::: STORED ROWS
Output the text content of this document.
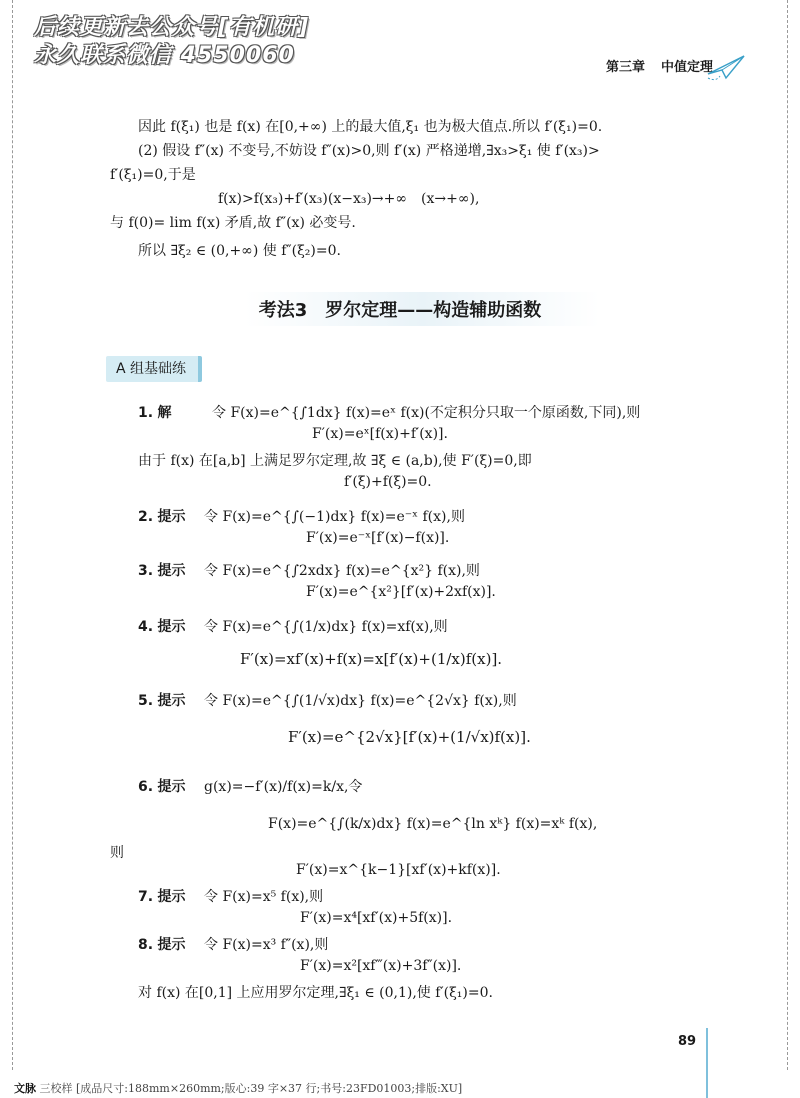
后续更新去公众号[有机研]
永久联系微信 4550060	第三章 中值定理
因此 f(ξ₁) 也是 f(x) 在[0,+∞) 上的最大值,ξ₁ 也为极大值点.所以 f′(ξ₁)=0.
(2) 假设 f″(x) 不变号,不妨设 f″(x)>0,则 f′(x) 严格递增,∃x₃>ξ₁ 使 f′(x₃)>
f′(ξ₁)=0,于是
f(x)>f(x₃)+f′(x₃)(x−x₃)→+∞　(x→+∞),
与 f(0)= lim f(x) 矛盾,故 f″(x) 必变号.
所以 ∃ξ₂ ∈ (0,+∞) 使 f″(ξ₂)=0.
考法3　罗尔定理——构造辅助函数
A 组基础练
1. 解	令 F(x)=e^{∫1dx} f(x)=eˣ f(x)(不定积分只取一个原函数,下同),则
F′(x)=eˣ[f(x)+f′(x)].
由于 f(x) 在[a,b] 上满足罗尔定理,故 ∃ξ ∈ (a,b),使 F′(ξ)=0,即
f′(ξ)+f(ξ)=0.
2. 提示 令 F(x)=e^{∫(−1)dx} f(x)=e⁻ˣ f(x),则
F′(x)=e⁻ˣ[f′(x)−f(x)].
3. 提示 令 F(x)=e^{∫2xdx} f(x)=e^{x²} f(x),则
F′(x)=e^{x²}[f′(x)+2xf(x)].
4. 提示 令 F(x)=e^{∫(1/x)dx} f(x)=xf(x),则
F′(x)=xf′(x)+f(x)=x[f′(x)+(1/x)f(x)].
5. 提示 令 F(x)=e^{∫(1/√x)dx} f(x)=e^{2√x} f(x),则
F′(x)=e^{2√x}[f′(x)+(1/√x)f(x)].
6. 提示 g(x)=−f′(x)/f(x)=k/x,令
F(x)=e^{∫(k/x)dx} f(x)=e^{ln xᵏ} f(x)=xᵏ f(x),
则
F′(x)=x^{k−1}[xf′(x)+kf(x)].
7. 提示 令 F(x)=x⁵ f(x),则
F′(x)=x⁴[xf′(x)+5f(x)].
8. 提示 令 F(x)=x³ f″(x),则
F′(x)=x²[xf‴(x)+3f″(x)].
对 f(x) 在[0,1] 上应用罗尔定理,∃ξ₁ ∈ (0,1),使 f′(ξ₁)=0.
89
文脉 三校样 [成品尺寸:188mm×260mm;版心:39 字×37 行;书号:23FD01003;排版:XU]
::::::
◆ THE TASK: Pictures are to be left out; all else in the entries above is to be quoted exactly.

◆ RIGHT ANSWER:
Output the text content of this document.
后续更新去公众号[有机研]
永久联系微信 4550060	第三章 中值定理
因此 f(ξ₁) 也是 f(x) 在[0,+∞) 上的最大值,ξ₁ 也为极大值点.所以 f′(ξ₁)=0.
(2) 假设 f″(x) 不变号,不妨设 f″(x)>0,则 f′(x) 严格递增,∃x₃>ξ₁ 使 f′(x₃)>
f′(ξ₁)=0,于是
f(x)>f(x₃)+f′(x₃)(x−x₃)→+∞　(x→+∞),
与 f(0)= lim f(x) 矛盾,故 f″(x) 必变号.
所以 ∃ξ₂ ∈ (0,+∞) 使 f″(ξ₂)=0.
考法3　罗尔定理——构造辅助函数
A 组基础练
1. 解	令 F(x)=e^{∫1dx} f(x)=eˣ f(x)(不定积分只取一个原函数,下同),则
F′(x)=eˣ[f(x)+f′(x)].
由于 f(x) 在[a,b] 上满足罗尔定理,故 ∃ξ ∈ (a,b),使 F′(ξ)=0,即
f′(ξ)+f(ξ)=0.
2. 提示 令 F(x)=e^{∫(−1)dx} f(x)=e⁻ˣ f(x),则
F′(x)=e⁻ˣ[f′(x)−f(x)].
3. 提示 令 F(x)=e^{∫2xdx} f(x)=e^{x²} f(x),则
F′(x)=e^{x²}[f′(x)+2xf(x)].
4. 提示 令 F(x)=e^{∫(1/x)dx} f(x)=xf(x),则
F′(x)=xf′(x)+f(x)=x[f′(x)+(1/x)f(x)].
5. 提示 令 F(x)=e^{∫(1/√x)dx} f(x)=e^{2√x} f(x),则
F′(x)=e^{2√x}[f′(x)+(1/√x)f(x)].
6. 提示 g(x)=−f′(x)/f(x)=k/x,令
F(x)=e^{∫(k/x)dx} f(x)=e^{ln xᵏ} f(x)=xᵏ f(x),
则
F′(x)=x^{k−1}[xf′(x)+kf(x)].
7. 提示 令 F(x)=x⁵ f(x),则
F′(x)=x⁴[xf′(x)+5f(x)].
8. 提示 令 F(x)=x³ f″(x),则
F′(x)=x²[xf‴(x)+3f″(x)].
对 f(x) 在[0,1] 上应用罗尔定理,∃ξ₁ ∈ (0,1),使 f′(ξ₁)=0.
89
文脉 三校样 [成品尺寸:188mm×260mm;版心:39 字×37 行;书号:23FD01003;排版:XU]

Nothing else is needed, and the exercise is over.